* **WHAT IS REQUIRED**
Reproduce every line of the listing as written, apart from the pictures.

+---+

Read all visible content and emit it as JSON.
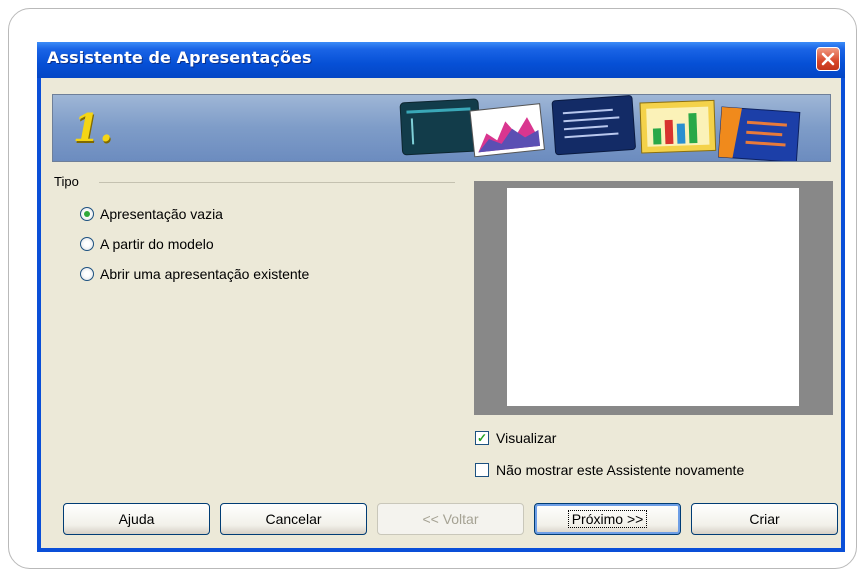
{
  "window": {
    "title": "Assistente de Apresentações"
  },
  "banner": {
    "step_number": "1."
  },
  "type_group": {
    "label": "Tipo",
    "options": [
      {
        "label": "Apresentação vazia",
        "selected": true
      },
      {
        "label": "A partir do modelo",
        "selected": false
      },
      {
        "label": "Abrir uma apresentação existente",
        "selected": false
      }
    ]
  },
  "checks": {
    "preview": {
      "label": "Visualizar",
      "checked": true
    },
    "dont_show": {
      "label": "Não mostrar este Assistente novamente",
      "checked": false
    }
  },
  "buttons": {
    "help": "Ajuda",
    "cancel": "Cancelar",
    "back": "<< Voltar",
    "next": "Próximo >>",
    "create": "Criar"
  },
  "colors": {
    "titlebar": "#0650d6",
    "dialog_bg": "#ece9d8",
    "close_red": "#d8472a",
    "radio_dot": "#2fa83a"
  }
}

+---+

* **WRITTEN ANSWER**
Read all visible content and emit it as JSON.
{
  "window": {
    "title": "Assistente de Apresentações"
  },
  "banner": {
    "step_number": "1."
  },
  "type_group": {
    "label": "Tipo",
    "options": [
      {
        "label": "Apresentação vazia",
        "selected": true
      },
      {
        "label": "A partir do modelo",
        "selected": false
      },
      {
        "label": "Abrir uma apresentação existente",
        "selected": false
      }
    ]
  },
  "checks": {
    "preview": {
      "label": "Visualizar",
      "checked": true
    },
    "dont_show": {
      "label": "Não mostrar este Assistente novamente",
      "checked": false
    }
  },
  "buttons": {
    "help": "Ajuda",
    "cancel": "Cancelar",
    "back": "<< Voltar",
    "next": "Próximo >>",
    "create": "Criar"
  },
  "colors": {
    "titlebar": "#0650d6",
    "dialog_bg": "#ece9d8",
    "close_red": "#d8472a",
    "radio_dot": "#2fa83a"
  }
}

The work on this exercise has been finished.